*PROMPT*
Select and reproduce each line of the listing below that bears the string "this".

──────── WORKING DATA ────────

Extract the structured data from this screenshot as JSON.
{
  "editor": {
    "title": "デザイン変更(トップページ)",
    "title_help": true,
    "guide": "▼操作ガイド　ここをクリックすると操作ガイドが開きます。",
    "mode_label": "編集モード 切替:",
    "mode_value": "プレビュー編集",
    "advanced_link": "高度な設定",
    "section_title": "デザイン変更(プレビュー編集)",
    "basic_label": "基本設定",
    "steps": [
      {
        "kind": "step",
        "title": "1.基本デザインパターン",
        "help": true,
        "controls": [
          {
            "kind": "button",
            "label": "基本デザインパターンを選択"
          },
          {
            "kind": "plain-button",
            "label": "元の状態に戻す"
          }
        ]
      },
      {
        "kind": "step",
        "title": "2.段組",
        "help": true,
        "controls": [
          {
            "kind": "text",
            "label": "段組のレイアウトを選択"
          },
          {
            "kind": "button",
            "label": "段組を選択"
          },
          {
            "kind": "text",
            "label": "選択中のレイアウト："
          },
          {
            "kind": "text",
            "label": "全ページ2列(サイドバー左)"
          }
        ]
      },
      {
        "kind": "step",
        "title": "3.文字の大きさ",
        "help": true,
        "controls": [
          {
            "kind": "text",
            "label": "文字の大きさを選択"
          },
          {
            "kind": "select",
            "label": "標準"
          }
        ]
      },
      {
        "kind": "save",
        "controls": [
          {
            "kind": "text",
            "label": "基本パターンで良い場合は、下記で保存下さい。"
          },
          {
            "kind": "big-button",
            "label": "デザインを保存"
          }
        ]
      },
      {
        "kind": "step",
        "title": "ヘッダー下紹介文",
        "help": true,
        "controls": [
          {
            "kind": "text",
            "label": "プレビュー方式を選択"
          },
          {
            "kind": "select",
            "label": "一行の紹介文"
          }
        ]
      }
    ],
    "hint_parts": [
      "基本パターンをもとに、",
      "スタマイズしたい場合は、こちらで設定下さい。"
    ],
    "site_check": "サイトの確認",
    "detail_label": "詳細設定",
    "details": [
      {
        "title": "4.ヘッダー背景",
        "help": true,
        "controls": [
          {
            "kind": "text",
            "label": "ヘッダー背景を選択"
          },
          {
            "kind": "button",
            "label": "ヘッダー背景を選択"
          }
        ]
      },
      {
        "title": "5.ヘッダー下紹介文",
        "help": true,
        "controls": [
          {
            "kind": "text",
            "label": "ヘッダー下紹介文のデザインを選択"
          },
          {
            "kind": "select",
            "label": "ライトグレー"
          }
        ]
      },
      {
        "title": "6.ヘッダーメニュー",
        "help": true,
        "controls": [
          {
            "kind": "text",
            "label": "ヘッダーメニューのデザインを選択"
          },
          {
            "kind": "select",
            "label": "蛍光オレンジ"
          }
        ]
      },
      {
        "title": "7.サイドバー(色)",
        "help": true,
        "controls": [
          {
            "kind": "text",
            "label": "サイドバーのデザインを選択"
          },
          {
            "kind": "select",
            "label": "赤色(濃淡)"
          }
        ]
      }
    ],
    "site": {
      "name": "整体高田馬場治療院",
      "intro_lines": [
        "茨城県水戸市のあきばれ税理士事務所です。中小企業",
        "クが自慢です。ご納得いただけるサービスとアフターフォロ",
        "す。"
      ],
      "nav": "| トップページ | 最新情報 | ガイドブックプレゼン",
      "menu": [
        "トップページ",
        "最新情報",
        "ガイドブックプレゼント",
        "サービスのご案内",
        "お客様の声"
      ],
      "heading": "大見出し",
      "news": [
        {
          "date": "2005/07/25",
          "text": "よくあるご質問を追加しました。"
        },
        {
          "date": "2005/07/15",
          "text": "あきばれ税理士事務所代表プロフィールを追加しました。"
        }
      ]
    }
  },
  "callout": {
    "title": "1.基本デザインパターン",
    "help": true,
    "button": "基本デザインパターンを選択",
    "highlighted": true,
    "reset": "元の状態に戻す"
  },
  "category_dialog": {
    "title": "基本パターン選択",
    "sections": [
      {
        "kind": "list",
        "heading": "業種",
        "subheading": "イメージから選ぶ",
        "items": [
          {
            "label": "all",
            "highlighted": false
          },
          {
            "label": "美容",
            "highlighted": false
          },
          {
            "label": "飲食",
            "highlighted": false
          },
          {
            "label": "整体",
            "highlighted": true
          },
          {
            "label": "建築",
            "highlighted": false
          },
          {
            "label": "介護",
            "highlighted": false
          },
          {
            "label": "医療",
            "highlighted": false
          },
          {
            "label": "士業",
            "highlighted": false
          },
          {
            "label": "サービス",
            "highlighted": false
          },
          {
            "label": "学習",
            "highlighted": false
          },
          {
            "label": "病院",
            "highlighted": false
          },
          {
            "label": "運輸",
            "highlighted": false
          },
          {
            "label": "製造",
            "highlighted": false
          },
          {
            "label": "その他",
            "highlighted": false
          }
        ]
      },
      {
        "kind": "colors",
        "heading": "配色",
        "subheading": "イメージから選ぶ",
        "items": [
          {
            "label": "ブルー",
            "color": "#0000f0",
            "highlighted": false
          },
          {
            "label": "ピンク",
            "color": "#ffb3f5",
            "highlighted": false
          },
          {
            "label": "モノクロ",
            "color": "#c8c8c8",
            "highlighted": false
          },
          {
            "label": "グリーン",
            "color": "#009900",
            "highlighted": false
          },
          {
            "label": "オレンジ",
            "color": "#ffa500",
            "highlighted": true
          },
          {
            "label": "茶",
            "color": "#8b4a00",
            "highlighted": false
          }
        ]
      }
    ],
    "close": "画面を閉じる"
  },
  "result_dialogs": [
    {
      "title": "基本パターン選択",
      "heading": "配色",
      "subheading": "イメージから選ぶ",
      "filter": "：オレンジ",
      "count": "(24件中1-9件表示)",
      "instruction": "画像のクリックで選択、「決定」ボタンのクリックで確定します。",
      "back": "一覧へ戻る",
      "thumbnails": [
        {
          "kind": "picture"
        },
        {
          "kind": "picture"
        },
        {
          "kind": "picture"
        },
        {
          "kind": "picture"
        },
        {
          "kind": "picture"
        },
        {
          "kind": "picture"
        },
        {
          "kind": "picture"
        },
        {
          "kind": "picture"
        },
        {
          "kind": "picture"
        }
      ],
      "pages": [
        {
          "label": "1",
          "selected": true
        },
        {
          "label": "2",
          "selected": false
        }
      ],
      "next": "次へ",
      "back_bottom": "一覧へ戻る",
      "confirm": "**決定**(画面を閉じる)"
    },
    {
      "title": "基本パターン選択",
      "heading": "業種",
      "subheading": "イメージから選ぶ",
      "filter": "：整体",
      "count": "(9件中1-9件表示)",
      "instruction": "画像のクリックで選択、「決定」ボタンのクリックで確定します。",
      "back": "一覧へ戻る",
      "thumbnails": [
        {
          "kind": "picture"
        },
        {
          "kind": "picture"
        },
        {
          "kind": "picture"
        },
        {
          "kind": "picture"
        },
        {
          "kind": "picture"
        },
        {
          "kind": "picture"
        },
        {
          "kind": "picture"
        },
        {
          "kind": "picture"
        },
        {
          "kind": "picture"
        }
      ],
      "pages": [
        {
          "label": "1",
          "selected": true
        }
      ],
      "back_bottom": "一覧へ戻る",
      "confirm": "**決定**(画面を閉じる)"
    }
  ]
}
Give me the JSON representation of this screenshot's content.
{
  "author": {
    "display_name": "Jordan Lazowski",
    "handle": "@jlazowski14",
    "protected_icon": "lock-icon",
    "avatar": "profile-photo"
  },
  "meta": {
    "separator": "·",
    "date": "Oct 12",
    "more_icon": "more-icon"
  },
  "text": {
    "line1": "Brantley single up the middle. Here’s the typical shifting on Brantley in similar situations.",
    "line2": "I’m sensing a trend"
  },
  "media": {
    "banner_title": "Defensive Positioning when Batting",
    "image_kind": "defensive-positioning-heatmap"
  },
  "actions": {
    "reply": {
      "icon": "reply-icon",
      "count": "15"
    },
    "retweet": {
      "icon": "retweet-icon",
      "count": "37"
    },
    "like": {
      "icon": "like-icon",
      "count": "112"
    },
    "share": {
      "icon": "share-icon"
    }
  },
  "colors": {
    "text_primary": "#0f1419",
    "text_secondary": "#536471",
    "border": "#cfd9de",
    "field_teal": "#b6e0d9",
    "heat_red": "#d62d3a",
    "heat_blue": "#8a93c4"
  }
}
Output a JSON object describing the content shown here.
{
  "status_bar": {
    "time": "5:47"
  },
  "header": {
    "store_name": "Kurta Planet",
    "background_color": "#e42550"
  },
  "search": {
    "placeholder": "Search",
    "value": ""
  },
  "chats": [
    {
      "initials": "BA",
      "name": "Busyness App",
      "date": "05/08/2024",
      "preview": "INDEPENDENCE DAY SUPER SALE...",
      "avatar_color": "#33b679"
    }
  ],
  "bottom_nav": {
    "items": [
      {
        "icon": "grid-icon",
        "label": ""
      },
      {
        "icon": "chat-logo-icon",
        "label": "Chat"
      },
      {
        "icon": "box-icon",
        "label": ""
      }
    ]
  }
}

────────

*FULL OUTPUT*
Extract the structured data from this screenshot as JSON.
Give me the JSON representation of this screenshot's content.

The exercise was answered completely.